Written exercise: Quote the entries below exactly, everything from the line containing "rank-text: 二 [34, 535, 58, 564]" down to the line containing "tab-label: 被动（5/5） [334, 241, 514, 279]".

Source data
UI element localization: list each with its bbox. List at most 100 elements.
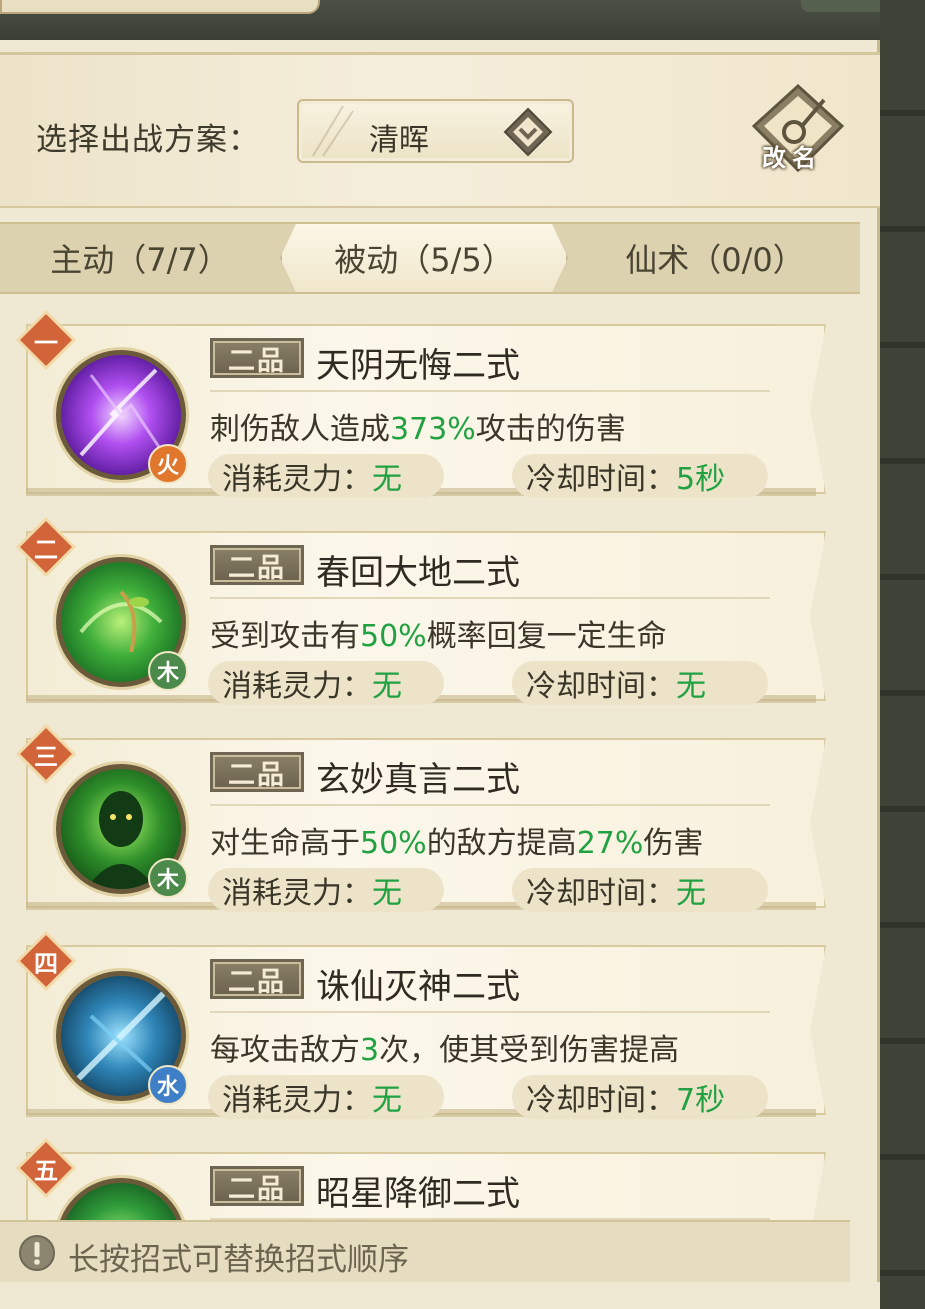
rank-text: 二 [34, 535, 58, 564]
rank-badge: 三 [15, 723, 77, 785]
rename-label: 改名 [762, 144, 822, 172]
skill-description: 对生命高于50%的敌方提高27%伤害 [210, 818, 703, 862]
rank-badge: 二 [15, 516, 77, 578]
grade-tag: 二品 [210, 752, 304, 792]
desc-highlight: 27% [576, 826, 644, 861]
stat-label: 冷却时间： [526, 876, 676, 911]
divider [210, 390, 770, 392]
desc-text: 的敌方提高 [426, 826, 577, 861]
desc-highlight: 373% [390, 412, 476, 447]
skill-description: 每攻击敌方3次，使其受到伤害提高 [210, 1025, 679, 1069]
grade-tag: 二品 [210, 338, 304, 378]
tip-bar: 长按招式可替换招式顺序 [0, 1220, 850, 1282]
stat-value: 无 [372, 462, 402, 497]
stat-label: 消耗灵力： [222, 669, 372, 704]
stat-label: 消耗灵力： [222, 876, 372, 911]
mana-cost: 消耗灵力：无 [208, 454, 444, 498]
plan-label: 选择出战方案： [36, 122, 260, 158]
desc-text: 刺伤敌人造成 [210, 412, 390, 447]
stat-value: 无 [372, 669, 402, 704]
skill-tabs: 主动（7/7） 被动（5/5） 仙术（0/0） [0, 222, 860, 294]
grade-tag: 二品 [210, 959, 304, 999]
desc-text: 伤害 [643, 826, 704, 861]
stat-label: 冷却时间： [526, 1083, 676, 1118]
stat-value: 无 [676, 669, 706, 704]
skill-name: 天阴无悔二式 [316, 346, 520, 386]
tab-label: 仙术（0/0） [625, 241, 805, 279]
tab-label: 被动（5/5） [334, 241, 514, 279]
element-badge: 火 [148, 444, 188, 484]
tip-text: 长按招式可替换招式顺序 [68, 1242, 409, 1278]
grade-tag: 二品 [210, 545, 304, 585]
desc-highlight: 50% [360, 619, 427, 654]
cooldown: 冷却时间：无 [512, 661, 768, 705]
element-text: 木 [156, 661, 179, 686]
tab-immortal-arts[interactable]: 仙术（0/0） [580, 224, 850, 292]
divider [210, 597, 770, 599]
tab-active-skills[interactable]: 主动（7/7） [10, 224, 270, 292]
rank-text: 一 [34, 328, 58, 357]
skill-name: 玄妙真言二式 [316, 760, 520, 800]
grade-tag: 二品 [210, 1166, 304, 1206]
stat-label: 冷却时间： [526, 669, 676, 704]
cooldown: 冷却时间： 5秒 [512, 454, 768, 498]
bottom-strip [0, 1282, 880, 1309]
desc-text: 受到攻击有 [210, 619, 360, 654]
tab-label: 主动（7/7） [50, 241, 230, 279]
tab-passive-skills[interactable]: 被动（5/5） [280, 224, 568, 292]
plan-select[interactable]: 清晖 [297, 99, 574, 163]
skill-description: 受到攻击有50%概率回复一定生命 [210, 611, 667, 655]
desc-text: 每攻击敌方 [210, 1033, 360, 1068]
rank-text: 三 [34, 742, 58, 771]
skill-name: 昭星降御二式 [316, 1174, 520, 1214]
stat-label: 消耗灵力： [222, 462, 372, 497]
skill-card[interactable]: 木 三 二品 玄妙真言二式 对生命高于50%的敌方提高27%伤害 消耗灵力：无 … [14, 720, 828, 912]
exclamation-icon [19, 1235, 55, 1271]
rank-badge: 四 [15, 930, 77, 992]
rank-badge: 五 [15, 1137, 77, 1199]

Solution for this problem:
rank-text: 二 [34, 535, 58, 564]
rank-badge: 三 [15, 723, 77, 785]
rename-label: 改名 [762, 144, 822, 172]
skill-description: 对生命高于50%的敌方提高27%伤害 [210, 818, 703, 862]
rank-badge: 二 [15, 516, 77, 578]
grade-tag: 二品 [210, 752, 304, 792]
desc-highlight: 27% [576, 826, 644, 861]
stat-label: 冷却时间： [526, 876, 676, 911]
divider [210, 390, 770, 392]
desc-text: 的敌方提高 [426, 826, 577, 861]
desc-highlight: 373% [390, 412, 476, 447]
skill-description: 每攻击敌方3次，使其受到伤害提高 [210, 1025, 679, 1069]
grade-tag: 二品 [210, 338, 304, 378]
tip-bar: 长按招式可替换招式顺序 [0, 1220, 850, 1282]
stat-value: 无 [372, 462, 402, 497]
stat-label: 消耗灵力： [222, 669, 372, 704]
stat-label: 消耗灵力： [222, 876, 372, 911]
mana-cost: 消耗灵力：无 [208, 454, 444, 498]
plan-label: 选择出战方案： [36, 122, 260, 158]
desc-text: 刺伤敌人造成 [210, 412, 390, 447]
stat-value: 无 [372, 669, 402, 704]
skill-tabs: 主动（7/7） 被动（5/5） 仙术（0/0） [0, 222, 860, 294]
grade-tag: 二品 [210, 959, 304, 999]
desc-text: 伤害 [643, 826, 704, 861]
stat-label: 冷却时间： [526, 1083, 676, 1118]
stat-value: 无 [676, 669, 706, 704]
skill-name: 天阴无悔二式 [316, 346, 520, 386]
tab-label: 仙术（0/0） [625, 241, 805, 279]
tab-label: 被动（5/5） [334, 241, 514, 279]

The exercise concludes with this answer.